● **Material provided**:
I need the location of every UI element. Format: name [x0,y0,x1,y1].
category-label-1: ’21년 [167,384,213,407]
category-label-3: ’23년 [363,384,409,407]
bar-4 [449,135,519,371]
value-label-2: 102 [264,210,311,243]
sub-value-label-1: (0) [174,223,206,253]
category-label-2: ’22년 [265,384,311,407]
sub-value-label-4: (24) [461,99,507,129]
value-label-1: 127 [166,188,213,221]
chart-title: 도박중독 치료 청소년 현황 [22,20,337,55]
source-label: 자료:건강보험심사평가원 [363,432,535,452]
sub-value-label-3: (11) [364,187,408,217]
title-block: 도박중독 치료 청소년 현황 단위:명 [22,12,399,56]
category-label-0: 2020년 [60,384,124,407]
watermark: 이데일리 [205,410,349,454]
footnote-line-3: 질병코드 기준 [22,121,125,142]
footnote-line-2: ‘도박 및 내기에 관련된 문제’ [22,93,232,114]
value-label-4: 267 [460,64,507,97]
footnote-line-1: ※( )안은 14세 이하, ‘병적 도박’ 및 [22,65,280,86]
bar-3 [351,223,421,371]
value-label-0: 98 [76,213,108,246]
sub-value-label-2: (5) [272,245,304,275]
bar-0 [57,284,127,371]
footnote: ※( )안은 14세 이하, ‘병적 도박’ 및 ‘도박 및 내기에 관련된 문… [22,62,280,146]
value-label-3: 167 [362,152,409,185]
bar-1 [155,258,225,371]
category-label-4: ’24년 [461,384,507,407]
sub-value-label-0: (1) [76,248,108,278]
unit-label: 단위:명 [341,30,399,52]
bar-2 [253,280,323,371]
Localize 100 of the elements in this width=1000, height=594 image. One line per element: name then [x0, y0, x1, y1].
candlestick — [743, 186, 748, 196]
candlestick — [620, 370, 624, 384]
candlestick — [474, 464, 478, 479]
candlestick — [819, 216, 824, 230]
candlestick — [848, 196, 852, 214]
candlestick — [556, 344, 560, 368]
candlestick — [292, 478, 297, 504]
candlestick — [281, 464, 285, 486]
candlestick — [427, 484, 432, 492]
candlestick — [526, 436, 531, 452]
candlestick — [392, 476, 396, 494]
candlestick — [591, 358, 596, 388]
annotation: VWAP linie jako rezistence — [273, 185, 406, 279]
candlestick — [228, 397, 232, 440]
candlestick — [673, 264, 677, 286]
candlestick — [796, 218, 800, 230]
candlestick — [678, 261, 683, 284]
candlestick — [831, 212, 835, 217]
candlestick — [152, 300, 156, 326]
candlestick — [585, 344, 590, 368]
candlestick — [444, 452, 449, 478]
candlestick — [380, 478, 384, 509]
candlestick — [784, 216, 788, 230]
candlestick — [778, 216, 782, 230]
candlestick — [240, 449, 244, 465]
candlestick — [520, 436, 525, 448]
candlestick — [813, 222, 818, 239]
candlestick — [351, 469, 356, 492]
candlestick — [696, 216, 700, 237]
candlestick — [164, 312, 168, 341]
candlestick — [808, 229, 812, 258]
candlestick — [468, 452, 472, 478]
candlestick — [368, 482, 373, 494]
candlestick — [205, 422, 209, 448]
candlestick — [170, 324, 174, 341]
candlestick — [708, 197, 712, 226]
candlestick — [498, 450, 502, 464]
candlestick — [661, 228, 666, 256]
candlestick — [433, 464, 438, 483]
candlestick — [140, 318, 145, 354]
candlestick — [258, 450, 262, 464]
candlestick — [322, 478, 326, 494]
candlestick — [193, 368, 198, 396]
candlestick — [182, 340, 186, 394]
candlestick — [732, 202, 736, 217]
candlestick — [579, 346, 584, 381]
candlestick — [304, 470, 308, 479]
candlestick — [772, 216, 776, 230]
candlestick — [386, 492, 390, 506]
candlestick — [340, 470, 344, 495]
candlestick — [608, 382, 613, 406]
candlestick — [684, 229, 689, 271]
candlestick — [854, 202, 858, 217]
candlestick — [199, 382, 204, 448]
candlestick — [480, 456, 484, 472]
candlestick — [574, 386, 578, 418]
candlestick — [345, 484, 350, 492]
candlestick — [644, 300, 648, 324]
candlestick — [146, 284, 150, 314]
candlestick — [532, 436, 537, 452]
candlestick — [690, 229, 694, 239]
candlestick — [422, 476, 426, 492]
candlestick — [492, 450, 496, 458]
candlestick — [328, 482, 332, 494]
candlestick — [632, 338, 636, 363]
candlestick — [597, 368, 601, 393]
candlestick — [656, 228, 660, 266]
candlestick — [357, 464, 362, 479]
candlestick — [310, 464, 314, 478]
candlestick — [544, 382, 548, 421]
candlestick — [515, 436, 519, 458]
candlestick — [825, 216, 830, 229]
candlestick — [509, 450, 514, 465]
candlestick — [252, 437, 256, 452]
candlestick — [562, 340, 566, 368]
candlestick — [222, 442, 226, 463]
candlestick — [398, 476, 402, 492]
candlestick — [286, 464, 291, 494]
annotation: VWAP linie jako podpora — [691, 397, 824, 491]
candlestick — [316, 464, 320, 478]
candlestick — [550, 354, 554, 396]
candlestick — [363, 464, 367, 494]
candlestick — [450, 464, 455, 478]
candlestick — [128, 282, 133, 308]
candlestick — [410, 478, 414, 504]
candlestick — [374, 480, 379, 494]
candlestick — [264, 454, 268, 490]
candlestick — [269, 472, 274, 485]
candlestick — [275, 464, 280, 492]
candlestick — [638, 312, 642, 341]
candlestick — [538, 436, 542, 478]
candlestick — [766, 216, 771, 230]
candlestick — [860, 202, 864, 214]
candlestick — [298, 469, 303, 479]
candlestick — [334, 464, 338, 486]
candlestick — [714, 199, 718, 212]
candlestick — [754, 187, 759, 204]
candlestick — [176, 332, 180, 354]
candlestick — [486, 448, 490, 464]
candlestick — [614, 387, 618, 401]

● **Exercise**:
Copy everything from the first of the rows above down to the line containing "sub-value-label-3: (11) [364,187,408,217]", including both ends, and keep every line unchanged.

● **Written answer**:
I need the location of every UI element. Format: name [x0,y0,x1,y1].
category-label-1: ’21년 [167,384,213,407]
category-label-3: ’23년 [363,384,409,407]
bar-4 [449,135,519,371]
value-label-2: 102 [264,210,311,243]
sub-value-label-1: (0) [174,223,206,253]
category-label-2: ’22년 [265,384,311,407]
sub-value-label-4: (24) [461,99,507,129]
value-label-1: 127 [166,188,213,221]
chart-title: 도박중독 치료 청소년 현황 [22,20,337,55]
source-label: 자료:건강보험심사평가원 [363,432,535,452]
sub-value-label-3: (11) [364,187,408,217]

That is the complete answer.